DIRECTIONS FOR THIS TASK :: All of the data below must be repeated exactly.

[Dataset rows about figures]
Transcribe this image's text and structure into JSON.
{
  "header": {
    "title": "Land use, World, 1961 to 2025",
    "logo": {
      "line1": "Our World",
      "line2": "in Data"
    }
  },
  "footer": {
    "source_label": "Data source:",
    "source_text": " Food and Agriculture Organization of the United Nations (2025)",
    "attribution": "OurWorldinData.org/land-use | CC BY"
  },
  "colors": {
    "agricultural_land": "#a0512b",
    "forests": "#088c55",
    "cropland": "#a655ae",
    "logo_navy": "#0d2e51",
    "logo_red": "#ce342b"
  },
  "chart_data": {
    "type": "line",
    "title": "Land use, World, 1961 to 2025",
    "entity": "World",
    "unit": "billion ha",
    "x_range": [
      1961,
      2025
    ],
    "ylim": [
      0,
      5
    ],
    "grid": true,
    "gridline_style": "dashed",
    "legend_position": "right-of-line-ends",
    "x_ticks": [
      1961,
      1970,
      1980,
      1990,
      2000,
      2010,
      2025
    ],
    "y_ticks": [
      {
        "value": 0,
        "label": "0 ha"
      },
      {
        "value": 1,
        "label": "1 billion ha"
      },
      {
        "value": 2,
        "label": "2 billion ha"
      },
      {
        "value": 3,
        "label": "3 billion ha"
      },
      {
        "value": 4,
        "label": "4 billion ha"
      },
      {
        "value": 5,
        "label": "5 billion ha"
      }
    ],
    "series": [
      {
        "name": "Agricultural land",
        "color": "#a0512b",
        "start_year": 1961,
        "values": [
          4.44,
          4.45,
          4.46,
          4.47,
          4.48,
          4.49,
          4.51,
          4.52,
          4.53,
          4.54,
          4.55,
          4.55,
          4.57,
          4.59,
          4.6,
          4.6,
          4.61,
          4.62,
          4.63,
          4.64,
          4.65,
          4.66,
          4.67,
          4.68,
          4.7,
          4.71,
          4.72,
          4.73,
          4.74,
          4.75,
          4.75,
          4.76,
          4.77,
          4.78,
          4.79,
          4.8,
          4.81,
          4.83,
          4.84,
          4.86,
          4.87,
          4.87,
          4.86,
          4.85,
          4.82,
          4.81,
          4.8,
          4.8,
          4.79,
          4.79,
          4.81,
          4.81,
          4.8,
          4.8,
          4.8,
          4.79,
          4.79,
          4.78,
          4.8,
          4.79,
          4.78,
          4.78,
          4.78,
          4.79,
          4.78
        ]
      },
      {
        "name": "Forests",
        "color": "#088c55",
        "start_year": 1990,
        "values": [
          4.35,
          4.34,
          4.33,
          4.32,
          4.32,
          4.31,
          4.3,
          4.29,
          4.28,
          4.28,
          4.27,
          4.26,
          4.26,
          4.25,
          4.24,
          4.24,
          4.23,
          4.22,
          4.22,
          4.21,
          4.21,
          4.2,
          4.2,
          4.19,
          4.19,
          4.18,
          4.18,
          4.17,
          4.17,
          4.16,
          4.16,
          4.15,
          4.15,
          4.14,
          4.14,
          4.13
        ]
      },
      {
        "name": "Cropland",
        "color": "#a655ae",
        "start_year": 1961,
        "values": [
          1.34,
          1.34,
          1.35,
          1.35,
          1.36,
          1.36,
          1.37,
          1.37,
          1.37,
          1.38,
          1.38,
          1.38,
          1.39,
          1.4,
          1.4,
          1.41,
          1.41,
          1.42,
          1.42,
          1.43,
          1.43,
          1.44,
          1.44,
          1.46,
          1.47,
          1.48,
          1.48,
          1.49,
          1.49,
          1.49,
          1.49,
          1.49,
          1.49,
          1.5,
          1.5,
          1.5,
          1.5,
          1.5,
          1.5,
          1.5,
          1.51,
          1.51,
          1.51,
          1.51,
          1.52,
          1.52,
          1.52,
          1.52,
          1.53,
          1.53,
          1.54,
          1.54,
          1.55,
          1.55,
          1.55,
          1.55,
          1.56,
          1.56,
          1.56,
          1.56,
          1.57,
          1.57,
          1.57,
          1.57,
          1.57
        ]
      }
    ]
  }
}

RESPONSE TO THE EXERCISE ::
Transcribe this image's text and structure into JSON.
{
  "header": {
    "title": "Land use, World, 1961 to 2025",
    "logo": {
      "line1": "Our World",
      "line2": "in Data"
    }
  },
  "footer": {
    "source_label": "Data source:",
    "source_text": " Food and Agriculture Organization of the United Nations (2025)",
    "attribution": "OurWorldinData.org/land-use | CC BY"
  },
  "colors": {
    "agricultural_land": "#a0512b",
    "forests": "#088c55",
    "cropland": "#a655ae",
    "logo_navy": "#0d2e51",
    "logo_red": "#ce342b"
  },
  "chart_data": {
    "type": "line",
    "title": "Land use, World, 1961 to 2025",
    "entity": "World",
    "unit": "billion ha",
    "x_range": [
      1961,
      2025
    ],
    "ylim": [
      0,
      5
    ],
    "grid": true,
    "gridline_style": "dashed",
    "legend_position": "right-of-line-ends",
    "x_ticks": [
      1961,
      1970,
      1980,
      1990,
      2000,
      2010,
      2025
    ],
    "y_ticks": [
      {
        "value": 0,
        "label": "0 ha"
      },
      {
        "value": 1,
        "label": "1 billion ha"
      },
      {
        "value": 2,
        "label": "2 billion ha"
      },
      {
        "value": 3,
        "label": "3 billion ha"
      },
      {
        "value": 4,
        "label": "4 billion ha"
      },
      {
        "value": 5,
        "label": "5 billion ha"
      }
    ],
    "series": [
      {
        "name": "Agricultural land",
        "color": "#a0512b",
        "start_year": 1961,
        "values": [
          4.44,
          4.45,
          4.46,
          4.47,
          4.48,
          4.49,
          4.51,
          4.52,
          4.53,
          4.54,
          4.55,
          4.55,
          4.57,
          4.59,
          4.6,
          4.6,
          4.61,
          4.62,
          4.63,
          4.64,
          4.65,
          4.66,
          4.67,
          4.68,
          4.7,
          4.71,
          4.72,
          4.73,
          4.74,
          4.75,
          4.75,
          4.76,
          4.77,
          4.78,
          4.79,
          4.8,
          4.81,
          4.83,
          4.84,
          4.86,
          4.87,
          4.87,
          4.86,
          4.85,
          4.82,
          4.81,
          4.8,
          4.8,
          4.79,
          4.79,
          4.81,
          4.81,
          4.8,
          4.8,
          4.8,
          4.79,
          4.79,
          4.78,
          4.8,
          4.79,
          4.78,
          4.78,
          4.78,
          4.79,
          4.78
        ]
      },
      {
        "name": "Forests",
        "color": "#088c55",
        "start_year": 1990,
        "values": [
          4.35,
          4.34,
          4.33,
          4.32,
          4.32,
          4.31,
          4.3,
          4.29,
          4.28,
          4.28,
          4.27,
          4.26,
          4.26,
          4.25,
          4.24,
          4.24,
          4.23,
          4.22,
          4.22,
          4.21,
          4.21,
          4.2,
          4.2,
          4.19,
          4.19,
          4.18,
          4.18,
          4.17,
          4.17,
          4.16,
          4.16,
          4.15,
          4.15,
          4.14,
          4.14,
          4.13
        ]
      },
      {
        "name": "Cropland",
        "color": "#a655ae",
        "start_year": 1961,
        "values": [
          1.34,
          1.34,
          1.35,
          1.35,
          1.36,
          1.36,
          1.37,
          1.37,
          1.37,
          1.38,
          1.38,
          1.38,
          1.39,
          1.4,
          1.4,
          1.41,
          1.41,
          1.42,
          1.42,
          1.43,
          1.43,
          1.44,
          1.44,
          1.46,
          1.47,
          1.48,
          1.48,
          1.49,
          1.49,
          1.49,
          1.49,
          1.49,
          1.49,
          1.5,
          1.5,
          1.5,
          1.5,
          1.5,
          1.5,
          1.5,
          1.51,
          1.51,
          1.51,
          1.51,
          1.52,
          1.52,
          1.52,
          1.52,
          1.53,
          1.53,
          1.54,
          1.54,
          1.55,
          1.55,
          1.55,
          1.55,
          1.56,
          1.56,
          1.56,
          1.56,
          1.57,
          1.57,
          1.57,
          1.57,
          1.57
        ]
      }
    ]
  }
}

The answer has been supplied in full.